● PROBLEM DESCRIPTION
Without any pictures, reproduce exactly the lines running from the line containing "Convert this document image to plain text." through the end of the entries.

** START PROVIDED RECORDS **

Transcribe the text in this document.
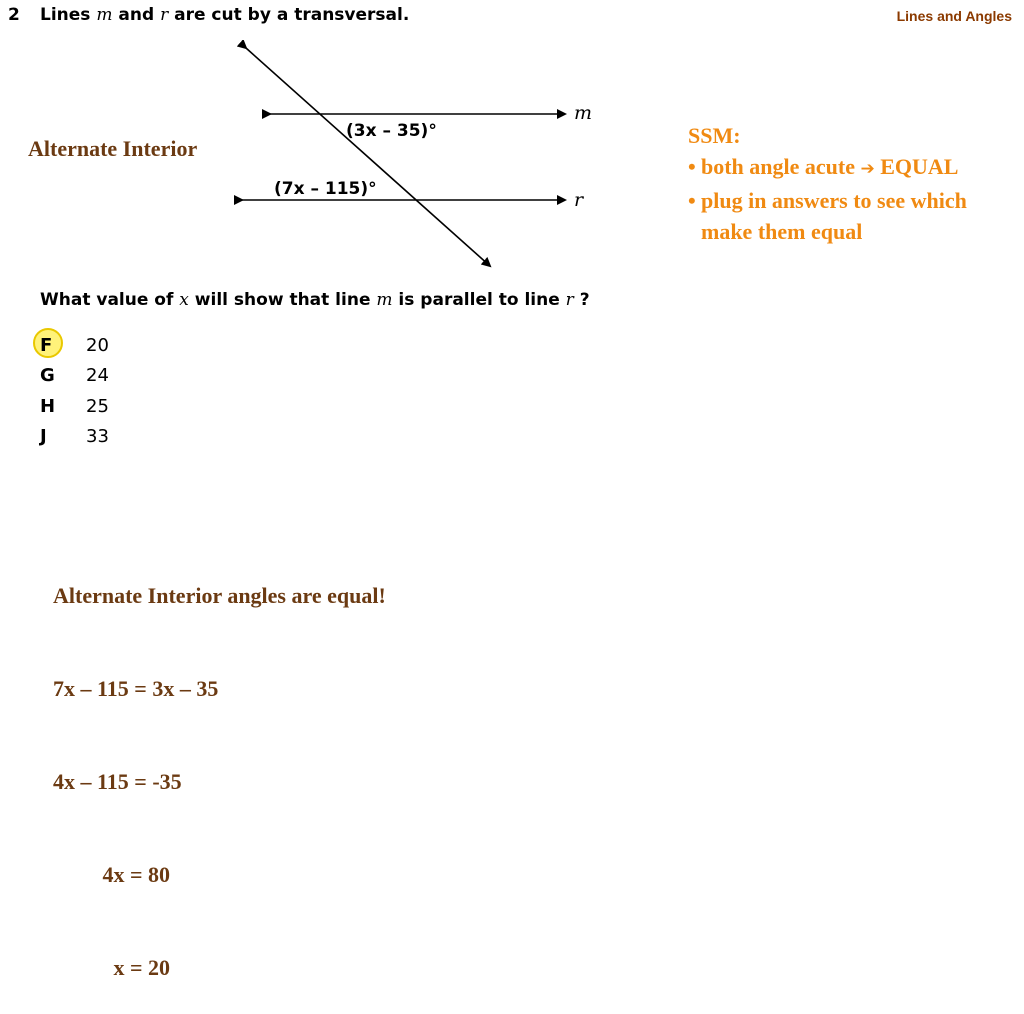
2 Lines m and r are cut by a transversal.	Lines and Angles
Alternate Interior
(3x – 35)°
(7x – 115)°
m
r
SSM:
• both angle acute ➔ EQUAL
• plug in answers to see which make them equal
What value of x will show that line m is parallel to line r ?
F	20
G	24
H	25
J	33

Alternate Interior angles are equal!

7x – 115 = 3x – 35

4x – 115 = -35

4x = 80

x = 20
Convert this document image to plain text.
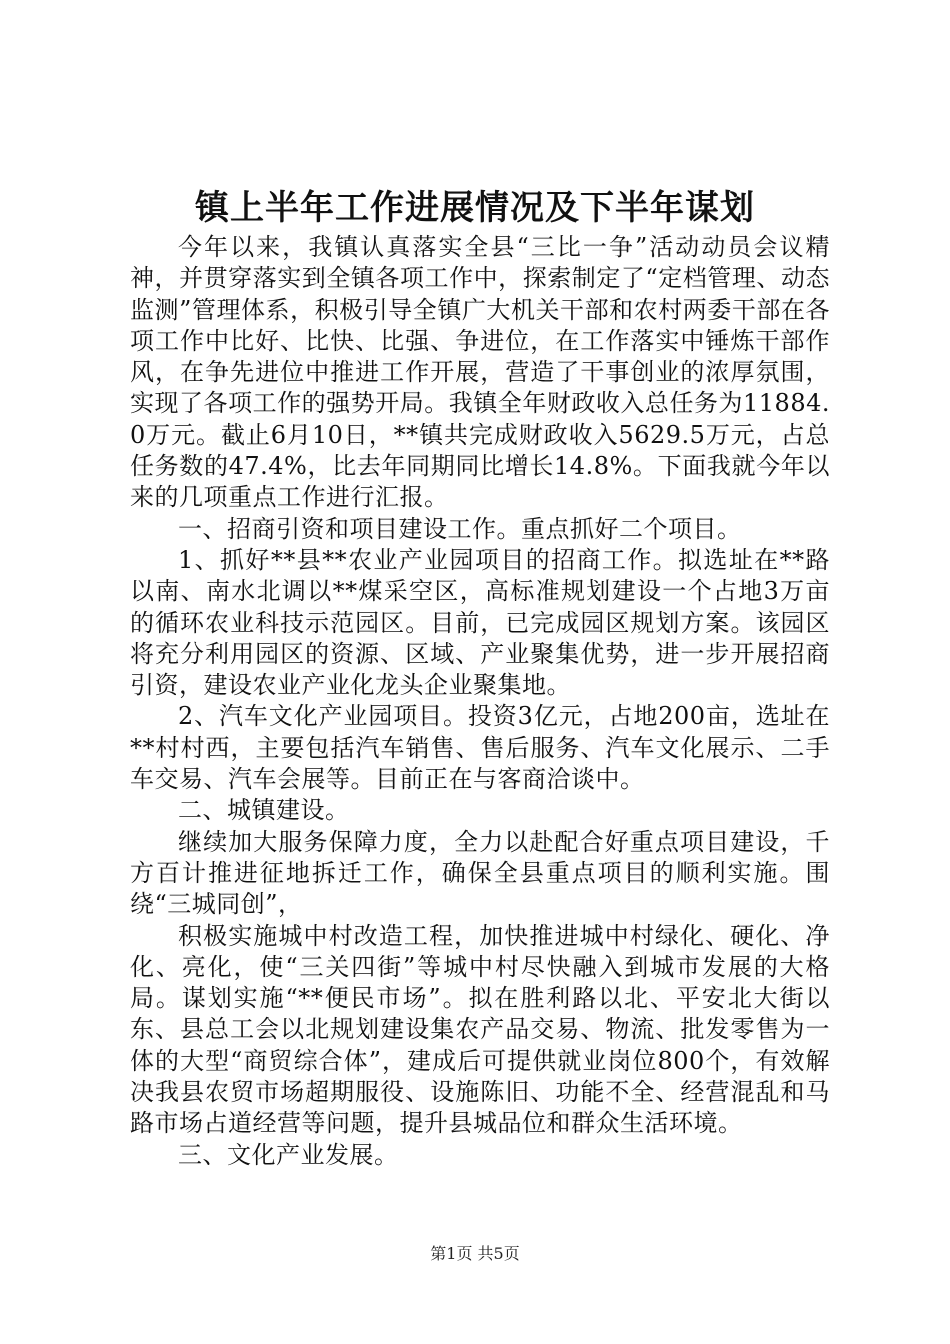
镇上半年工作进展情况及下半年谋划

今年以来，我镇认真落实全县“三比一争”活动动员会议精神，并贯穿落实到全镇各项工作中，探索制定了“定档管理、动态监测”管理体系，积极引导全镇广大机关干部和农村两委干部在各项工作中比好、比快、比强、争进位，在工作落实中锤炼干部作风，在争先进位中推进工作开展，营造了干事创业的浓厚氛围，实现了各项工作的强势开局。我镇全年财政收入总任务为11884.0万元。截止6月10日，**镇共完成财政收入5629.5万元，占总任务数的47.4%，比去年同期同比增长14.8%。下面我就今年以来的几项重点工作进行汇报。

一、招商引资和项目建设工作。重点抓好二个项目。

1、抓好**县**农业产业园项目的招商工作。拟选址在**路以南、南水北调以**煤采空区，高标准规划建设一个占地3万亩的循环农业科技示范园区。目前，已完成园区规划方案。该园区将充分利用园区的资源、区域、产业聚集优势，进一步开展招商引资，建设农业产业化龙头企业聚集地。

2、汽车文化产业园项目。投资3亿元，占地200亩，选址在**村村西，主要包括汽车销售、售后服务、汽车文化展示、二手车交易、汽车会展等。目前正在与客商洽谈中。

二、城镇建设。

继续加大服务保障力度，全力以赴配合好重点项目建设，千方百计推进征地拆迁工作，确保全县重点项目的顺利实施。围绕“三城同创”，

积极实施城中村改造工程，加快推进城中村绿化、硬化、净化、亮化，使“三关四街”等城中村尽快融入到城市发展的大格局。谋划实施“**便民市场”。拟在胜利路以北、平安北大街以东、县总工会以北规划建设集农产品交易、物流、批发零售为一体的大型“商贸综合体”，建成后可提供就业岗位800个，有效解决我县农贸市场超期服役、设施陈旧、功能不全、经营混乱和马路市场占道经营等问题，提升县城品位和群众生活环境。

三、文化产业发展。

第1页 共5页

** END PROVIDED RECORDS **

● RESPONSE
Convert this document image to plain text.
镇上半年工作进展情况及下半年谋划

今年以来，我镇认真落实全县“三比一争”活动动员会议精神，并贯穿落实到全镇各项工作中，探索制定了“定档管理、动态监测”管理体系，积极引导全镇广大机关干部和农村两委干部在各项工作中比好、比快、比强、争进位，在工作落实中锤炼干部作风，在争先进位中推进工作开展，营造了干事创业的浓厚氛围，实现了各项工作的强势开局。我镇全年财政收入总任务为11884.0万元。截止6月10日，**镇共完成财政收入5629.5万元，占总任务数的47.4%，比去年同期同比增长14.8%。下面我就今年以来的几项重点工作进行汇报。

一、招商引资和项目建设工作。重点抓好二个项目。

1、抓好**县**农业产业园项目的招商工作。拟选址在**路以南、南水北调以**煤采空区，高标准规划建设一个占地3万亩的循环农业科技示范园区。目前，已完成园区规划方案。该园区将充分利用园区的资源、区域、产业聚集优势，进一步开展招商引资，建设农业产业化龙头企业聚集地。

2、汽车文化产业园项目。投资3亿元，占地200亩，选址在**村村西，主要包括汽车销售、售后服务、汽车文化展示、二手车交易、汽车会展等。目前正在与客商洽谈中。

二、城镇建设。

继续加大服务保障力度，全力以赴配合好重点项目建设，千方百计推进征地拆迁工作，确保全县重点项目的顺利实施。围绕“三城同创”，

积极实施城中村改造工程，加快推进城中村绿化、硬化、净化、亮化，使“三关四街”等城中村尽快融入到城市发展的大格局。谋划实施“**便民市场”。拟在胜利路以北、平安北大街以东、县总工会以北规划建设集农产品交易、物流、批发零售为一体的大型“商贸综合体”，建成后可提供就业岗位800个，有效解决我县农贸市场超期服役、设施陈旧、功能不全、经营混乱和马路市场占道经营等问题，提升县城品位和群众生活环境。

三、文化产业发展。

第1页 共5页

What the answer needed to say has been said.